**Written exercise:** Give back the full material, exactly as it reads.

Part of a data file
^^^^
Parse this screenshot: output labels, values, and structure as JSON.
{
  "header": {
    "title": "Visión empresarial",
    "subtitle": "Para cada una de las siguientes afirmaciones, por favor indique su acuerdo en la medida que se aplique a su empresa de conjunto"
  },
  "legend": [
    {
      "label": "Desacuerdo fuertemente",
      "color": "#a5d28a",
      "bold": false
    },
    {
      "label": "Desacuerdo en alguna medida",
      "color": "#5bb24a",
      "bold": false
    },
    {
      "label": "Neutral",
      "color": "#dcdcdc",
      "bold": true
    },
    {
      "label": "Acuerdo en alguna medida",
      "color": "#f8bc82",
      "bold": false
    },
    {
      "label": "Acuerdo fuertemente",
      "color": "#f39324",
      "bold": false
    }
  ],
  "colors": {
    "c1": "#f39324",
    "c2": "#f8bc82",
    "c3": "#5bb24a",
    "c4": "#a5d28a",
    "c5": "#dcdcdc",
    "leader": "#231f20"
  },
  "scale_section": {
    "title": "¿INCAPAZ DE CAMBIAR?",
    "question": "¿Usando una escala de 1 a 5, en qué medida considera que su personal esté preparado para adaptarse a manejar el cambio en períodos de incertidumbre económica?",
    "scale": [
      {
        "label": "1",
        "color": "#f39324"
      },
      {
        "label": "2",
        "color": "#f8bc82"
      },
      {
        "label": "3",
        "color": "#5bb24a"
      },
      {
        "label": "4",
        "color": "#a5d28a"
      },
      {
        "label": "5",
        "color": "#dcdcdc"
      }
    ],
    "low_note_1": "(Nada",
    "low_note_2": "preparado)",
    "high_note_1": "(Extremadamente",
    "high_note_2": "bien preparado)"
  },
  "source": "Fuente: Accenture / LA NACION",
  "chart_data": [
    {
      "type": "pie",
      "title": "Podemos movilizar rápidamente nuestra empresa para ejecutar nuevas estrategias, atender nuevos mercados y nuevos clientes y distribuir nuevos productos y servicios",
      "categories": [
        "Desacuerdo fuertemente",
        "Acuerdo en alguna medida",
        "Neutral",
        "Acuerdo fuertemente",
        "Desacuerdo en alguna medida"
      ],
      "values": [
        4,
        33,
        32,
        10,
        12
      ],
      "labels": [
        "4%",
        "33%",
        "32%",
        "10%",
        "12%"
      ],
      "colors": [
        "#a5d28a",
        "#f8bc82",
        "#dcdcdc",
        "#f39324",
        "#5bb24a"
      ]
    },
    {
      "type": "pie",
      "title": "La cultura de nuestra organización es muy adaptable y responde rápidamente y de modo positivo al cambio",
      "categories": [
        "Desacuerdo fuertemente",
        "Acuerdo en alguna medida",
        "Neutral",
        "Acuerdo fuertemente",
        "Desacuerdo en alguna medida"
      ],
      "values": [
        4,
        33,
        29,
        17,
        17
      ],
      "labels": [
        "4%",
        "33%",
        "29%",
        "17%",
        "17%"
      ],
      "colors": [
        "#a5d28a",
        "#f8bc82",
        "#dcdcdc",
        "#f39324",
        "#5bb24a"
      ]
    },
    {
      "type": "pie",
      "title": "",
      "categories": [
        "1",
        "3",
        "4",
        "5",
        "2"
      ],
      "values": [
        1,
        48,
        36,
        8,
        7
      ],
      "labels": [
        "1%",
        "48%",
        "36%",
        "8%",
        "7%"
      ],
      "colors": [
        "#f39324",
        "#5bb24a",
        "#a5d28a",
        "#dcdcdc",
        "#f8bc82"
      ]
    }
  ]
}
^^^^
**The response:**
Parse this screenshot: output labels, values, and structure as JSON.
{
  "header": {
    "title": "Visión empresarial",
    "subtitle": "Para cada una de las siguientes afirmaciones, por favor indique su acuerdo en la medida que se aplique a su empresa de conjunto"
  },
  "legend": [
    {
      "label": "Desacuerdo fuertemente",
      "color": "#a5d28a",
      "bold": false
    },
    {
      "label": "Desacuerdo en alguna medida",
      "color": "#5bb24a",
      "bold": false
    },
    {
      "label": "Neutral",
      "color": "#dcdcdc",
      "bold": true
    },
    {
      "label": "Acuerdo en alguna medida",
      "color": "#f8bc82",
      "bold": false
    },
    {
      "label": "Acuerdo fuertemente",
      "color": "#f39324",
      "bold": false
    }
  ],
  "colors": {
    "c1": "#f39324",
    "c2": "#f8bc82",
    "c3": "#5bb24a",
    "c4": "#a5d28a",
    "c5": "#dcdcdc",
    "leader": "#231f20"
  },
  "scale_section": {
    "title": "¿INCAPAZ DE CAMBIAR?",
    "question": "¿Usando una escala de 1 a 5, en qué medida considera que su personal esté preparado para adaptarse a manejar el cambio en períodos de incertidumbre económica?",
    "scale": [
      {
        "label": "1",
        "color": "#f39324"
      },
      {
        "label": "2",
        "color": "#f8bc82"
      },
      {
        "label": "3",
        "color": "#5bb24a"
      },
      {
        "label": "4",
        "color": "#a5d28a"
      },
      {
        "label": "5",
        "color": "#dcdcdc"
      }
    ],
    "low_note_1": "(Nada",
    "low_note_2": "preparado)",
    "high_note_1": "(Extremadamente",
    "high_note_2": "bien preparado)"
  },
  "source": "Fuente: Accenture / LA NACION",
  "chart_data": [
    {
      "type": "pie",
      "title": "Podemos movilizar rápidamente nuestra empresa para ejecutar nuevas estrategias, atender nuevos mercados y nuevos clientes y distribuir nuevos productos y servicios",
      "categories": [
        "Desacuerdo fuertemente",
        "Acuerdo en alguna medida",
        "Neutral",
        "Acuerdo fuertemente",
        "Desacuerdo en alguna medida"
      ],
      "values": [
        4,
        33,
        32,
        10,
        12
      ],
      "labels": [
        "4%",
        "33%",
        "32%",
        "10%",
        "12%"
      ],
      "colors": [
        "#a5d28a",
        "#f8bc82",
        "#dcdcdc",
        "#f39324",
        "#5bb24a"
      ]
    },
    {
      "type": "pie",
      "title": "La cultura de nuestra organización es muy adaptable y responde rápidamente y de modo positivo al cambio",
      "categories": [
        "Desacuerdo fuertemente",
        "Acuerdo en alguna medida",
        "Neutral",
        "Acuerdo fuertemente",
        "Desacuerdo en alguna medida"
      ],
      "values": [
        4,
        33,
        29,
        17,
        17
      ],
      "labels": [
        "4%",
        "33%",
        "29%",
        "17%",
        "17%"
      ],
      "colors": [
        "#a5d28a",
        "#f8bc82",
        "#dcdcdc",
        "#f39324",
        "#5bb24a"
      ]
    },
    {
      "type": "pie",
      "title": "",
      "categories": [
        "1",
        "3",
        "4",
        "5",
        "2"
      ],
      "values": [
        1,
        48,
        36,
        8,
        7
      ],
      "labels": [
        "1%",
        "48%",
        "36%",
        "8%",
        "7%"
      ],
      "colors": [
        "#f39324",
        "#5bb24a",
        "#a5d28a",
        "#dcdcdc",
        "#f8bc82"
      ]
    }
  ]
}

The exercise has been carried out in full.